How many lines in the records below contain the word "Horaires"? Give only the number.

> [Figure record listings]

◆ ◆ ◆ ◆

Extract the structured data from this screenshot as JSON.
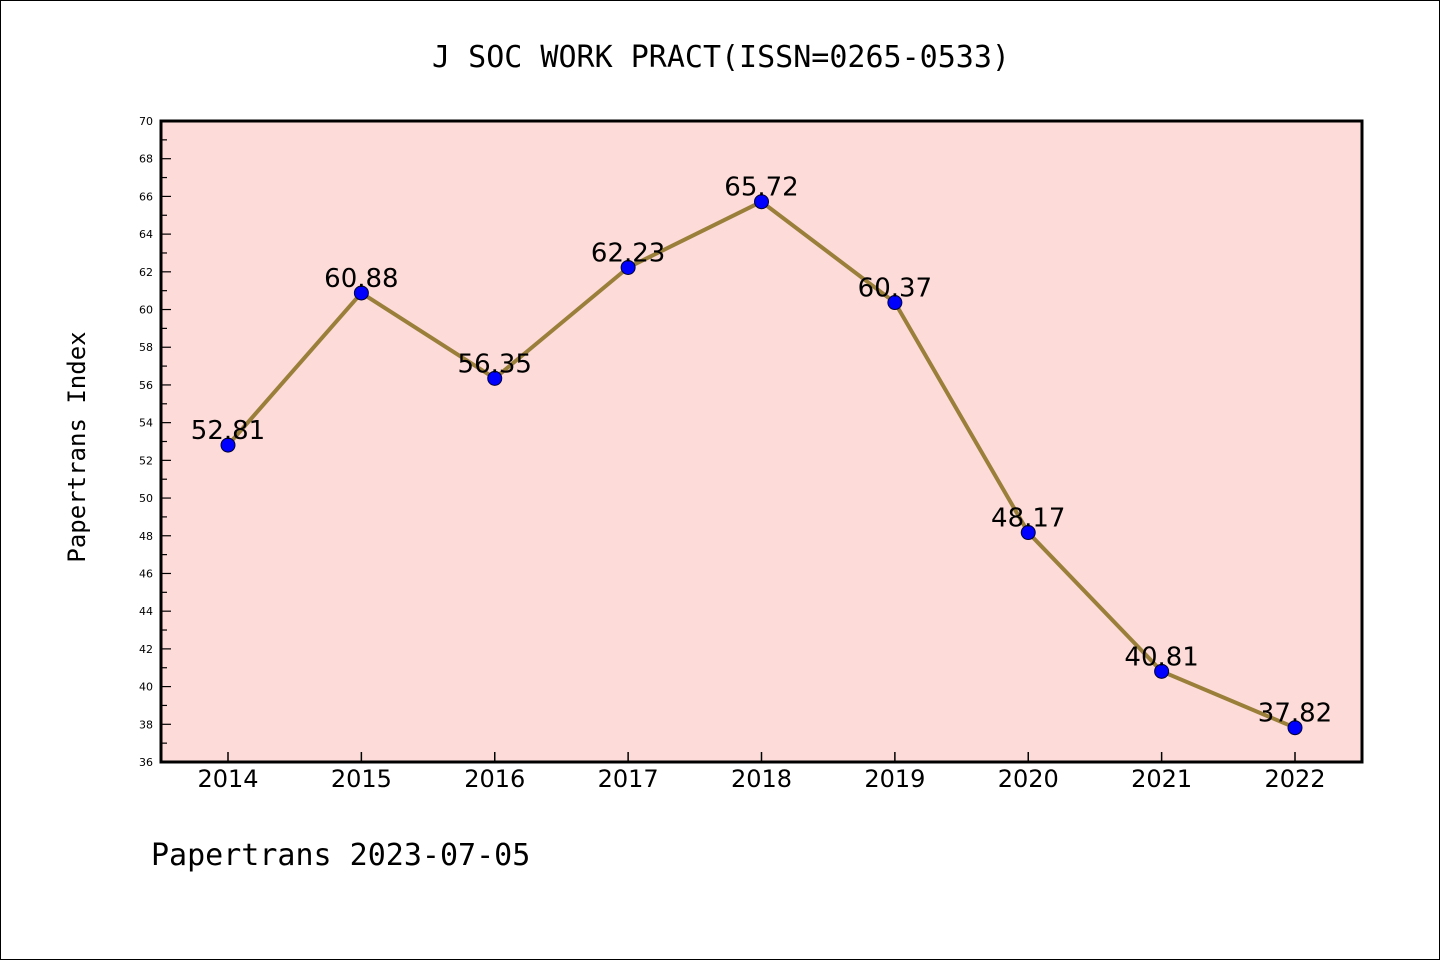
{
  "chart_data": {
    "type": "line",
    "title": "J SOC WORK PRACT(ISSN=0265-0533)",
    "ylabel": "Papertrans Index",
    "xlabel": "",
    "footer": "Papertrans 2023-07-05",
    "categories": [
      "2014",
      "2015",
      "2016",
      "2017",
      "2018",
      "2019",
      "2020",
      "2021",
      "2022"
    ],
    "series": [
      {
        "values": [
          52.81,
          60.88,
          56.35,
          62.23,
          65.72,
          60.37,
          48.17,
          40.81,
          37.82
        ],
        "labels": [
          "52.81",
          "60.88",
          "56.35",
          "62.23",
          "65.72",
          "60.37",
          "48.17",
          "40.81",
          "37.82"
        ]
      }
    ],
    "ylim": [
      36,
      70
    ],
    "ytick_step": 2,
    "grid": false,
    "colors": {
      "plot_background": "#fddbd8",
      "line": "#9a7f3a",
      "marker": "#0000ff"
    }
  }
}
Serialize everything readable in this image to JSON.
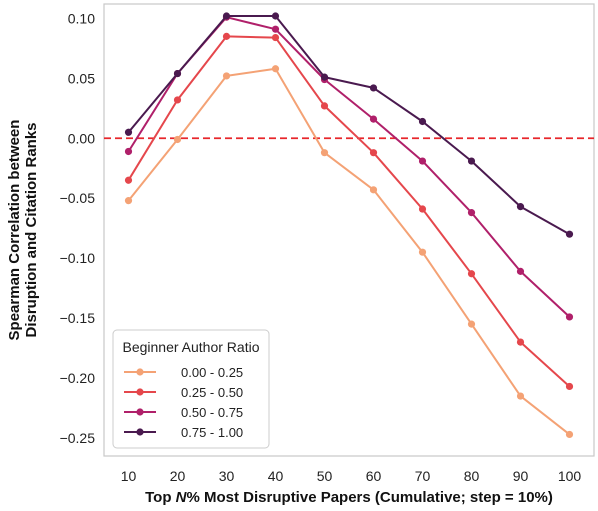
{
  "chart_data": {
    "type": "line",
    "xlabel_prefix": "Top ",
    "xlabel_italic": "N",
    "xlabel_suffix": "% Most Disruptive Papers (Cumulative; step = 10%)",
    "ylabel_line1": "Spearman Correlation between",
    "ylabel_line2": "Disruption and Citation Ranks",
    "x": [
      10,
      20,
      30,
      40,
      50,
      60,
      70,
      80,
      90,
      100
    ],
    "xlim": [
      5,
      105
    ],
    "ylim": [
      -0.265,
      0.112
    ],
    "yticks": [
      0.1,
      0.05,
      0.0,
      -0.05,
      -0.1,
      -0.15,
      -0.2,
      -0.25
    ],
    "ytick_labels": [
      "0.10",
      "0.05",
      "0.00",
      "−0.05",
      "−0.10",
      "−0.15",
      "−0.20",
      "−0.25"
    ],
    "xtick_labels": [
      "10",
      "20",
      "30",
      "40",
      "50",
      "60",
      "70",
      "80",
      "90",
      "100"
    ],
    "reference_line": {
      "y": 0.0,
      "color": "#e8262b",
      "style": "dashed"
    },
    "grid": false,
    "legend": {
      "title": "Beginner Author Ratio",
      "placement": "bottom-left"
    },
    "series": [
      {
        "name": "0.00 - 0.25",
        "color": "#f4a275",
        "values": [
          -0.052,
          -0.001,
          0.052,
          0.058,
          -0.012,
          -0.043,
          -0.095,
          -0.155,
          -0.215,
          -0.247
        ]
      },
      {
        "name": "0.25 - 0.50",
        "color": "#e5474c",
        "values": [
          -0.035,
          0.032,
          0.085,
          0.084,
          0.027,
          -0.012,
          -0.059,
          -0.113,
          -0.17,
          -0.207
        ]
      },
      {
        "name": "0.50 - 0.75",
        "color": "#b0206a",
        "values": [
          -0.011,
          0.054,
          0.101,
          0.091,
          0.049,
          0.016,
          -0.019,
          -0.062,
          -0.111,
          -0.149
        ]
      },
      {
        "name": "0.75 - 1.00",
        "color": "#4a1a4f",
        "values": [
          0.005,
          0.054,
          0.102,
          0.102,
          0.051,
          0.042,
          0.014,
          -0.019,
          -0.057,
          -0.08
        ]
      }
    ]
  }
}
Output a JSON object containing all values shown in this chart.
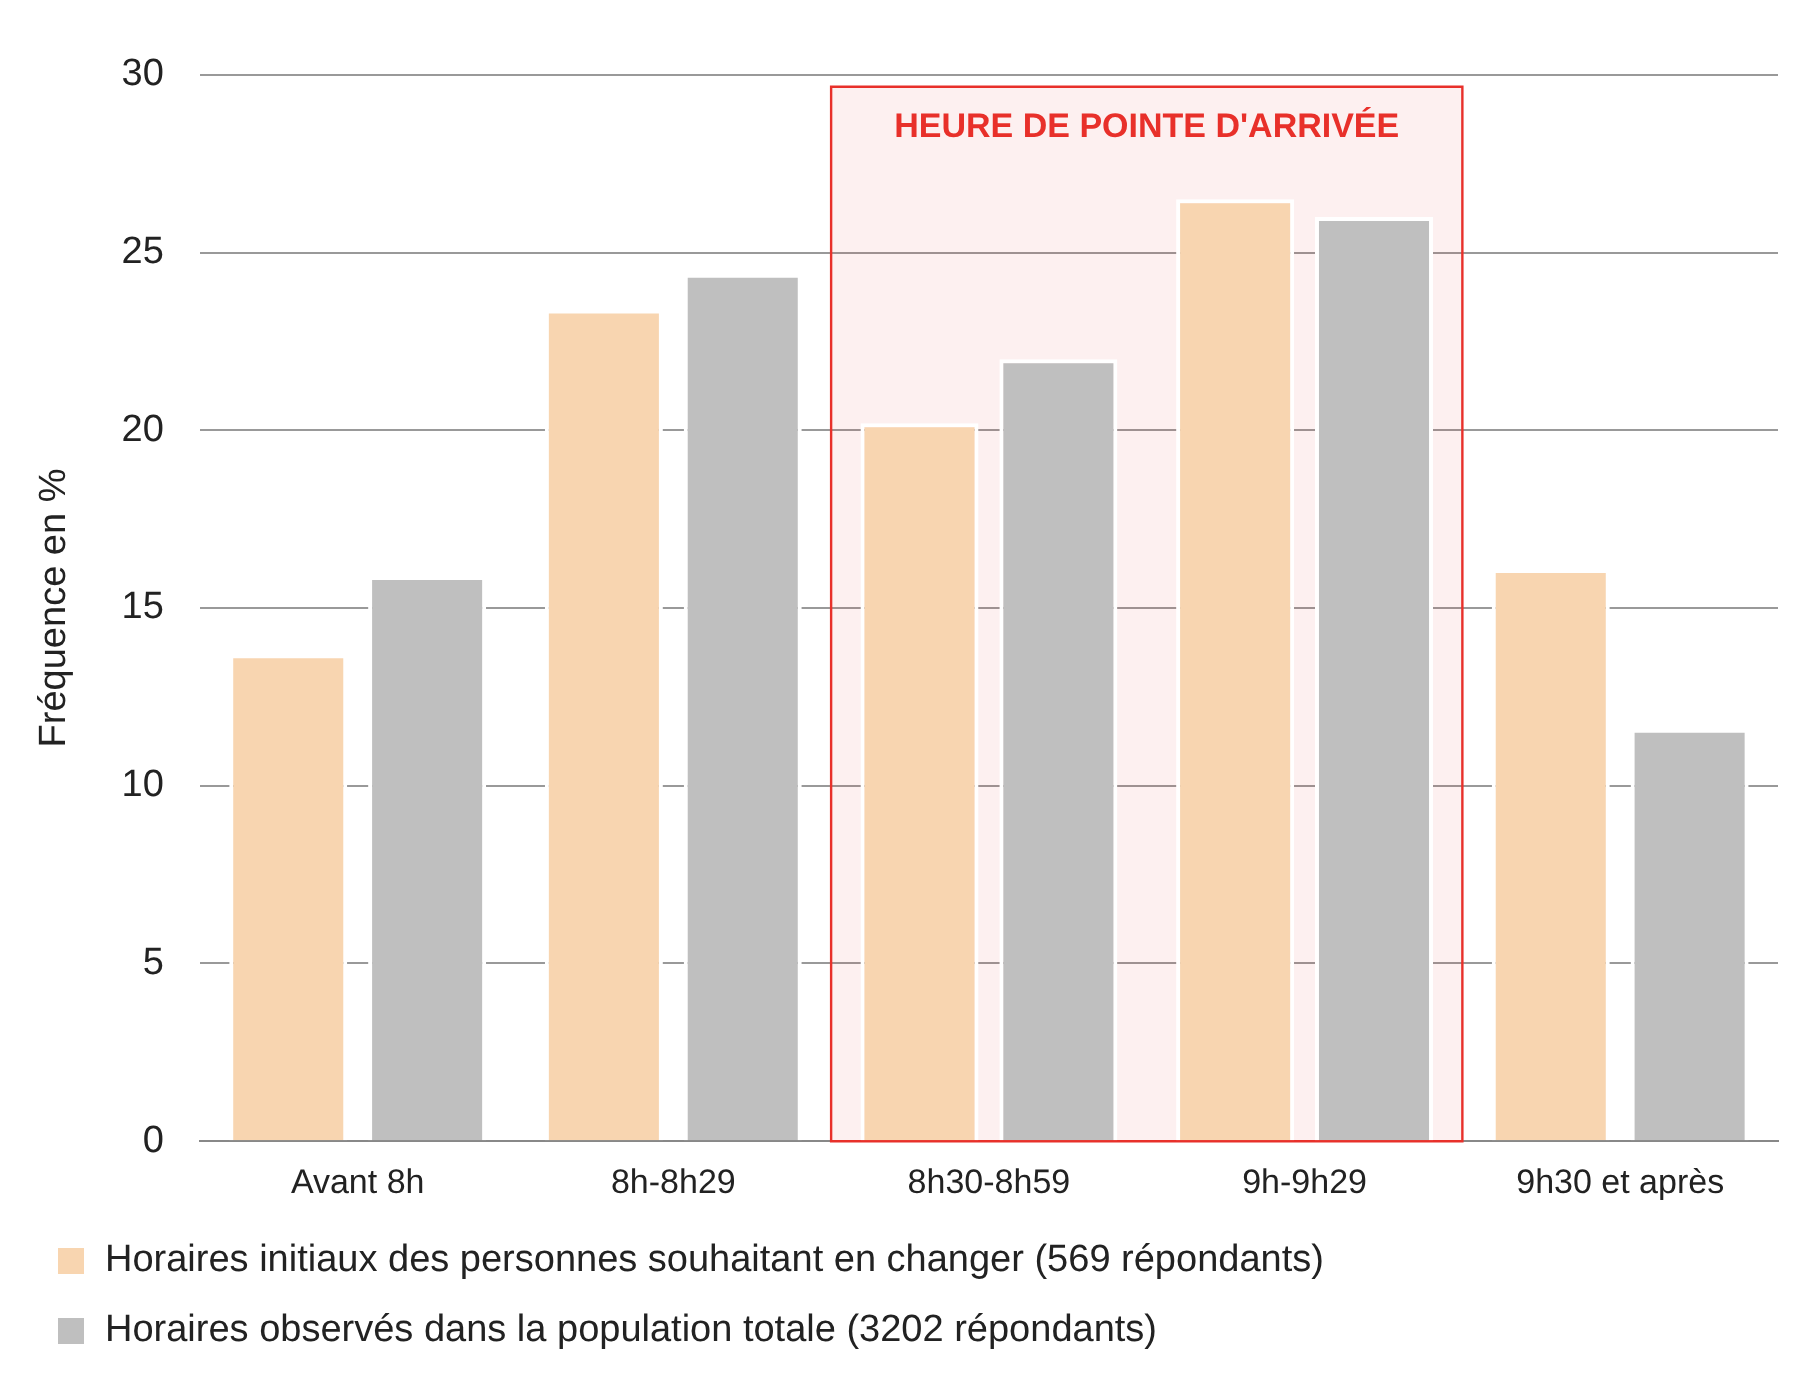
{
  "chart_data": {
    "type": "bar",
    "ylabel": "Fréquence en %",
    "categories": [
      "Avant 8h",
      "8h-8h29",
      "8h30-8h59",
      "9h-9h29",
      "9h30 et après"
    ],
    "series": [
      {
        "name": "Horaires initiaux des personnes souhaitant en changer (569 répondants)",
        "color": "#f8d5b0",
        "values": [
          13.7,
          23.4,
          20.2,
          26.5,
          16.1
        ]
      },
      {
        "name": "Horaires observés dans la population totale (3202 répondants)",
        "color": "#bfbfbf",
        "values": [
          15.9,
          24.4,
          22.0,
          26.0,
          11.6
        ]
      }
    ],
    "ylim": [
      0,
      30
    ],
    "yticks": [
      0,
      5,
      10,
      15,
      20,
      25,
      30
    ],
    "grid": "y",
    "legend": "bottom",
    "bands": [
      {
        "axis": "x",
        "from": "8h30-8h59",
        "to": "9h-9h29",
        "label": "HEURE DE POINTE D'ARRIVÉE",
        "color": "#e8302a"
      }
    ]
  }
}
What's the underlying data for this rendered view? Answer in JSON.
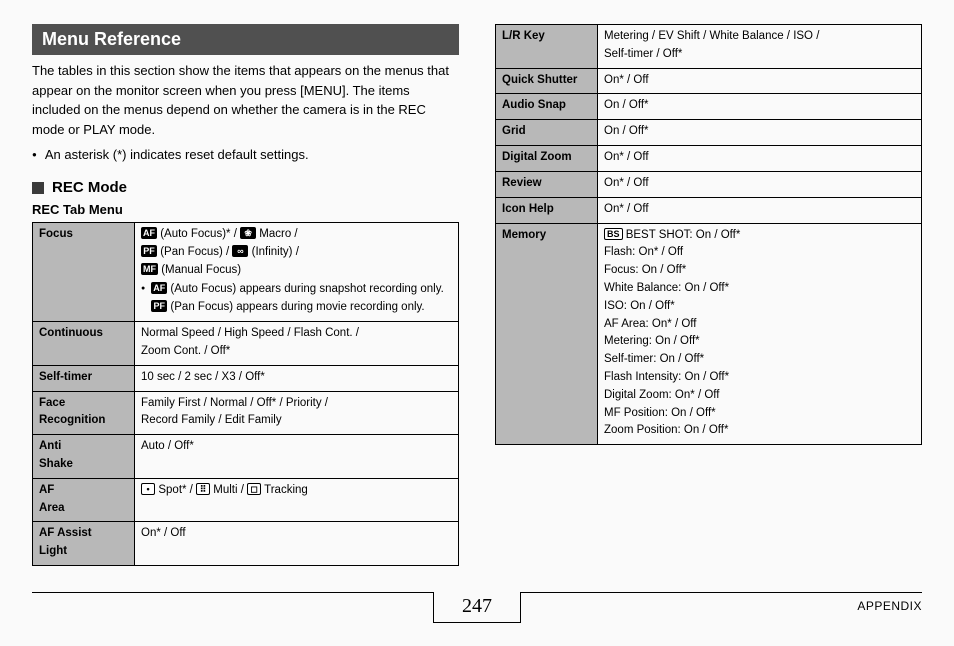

◆ ◆ ◆ ◆

> [Solution to the problem] 2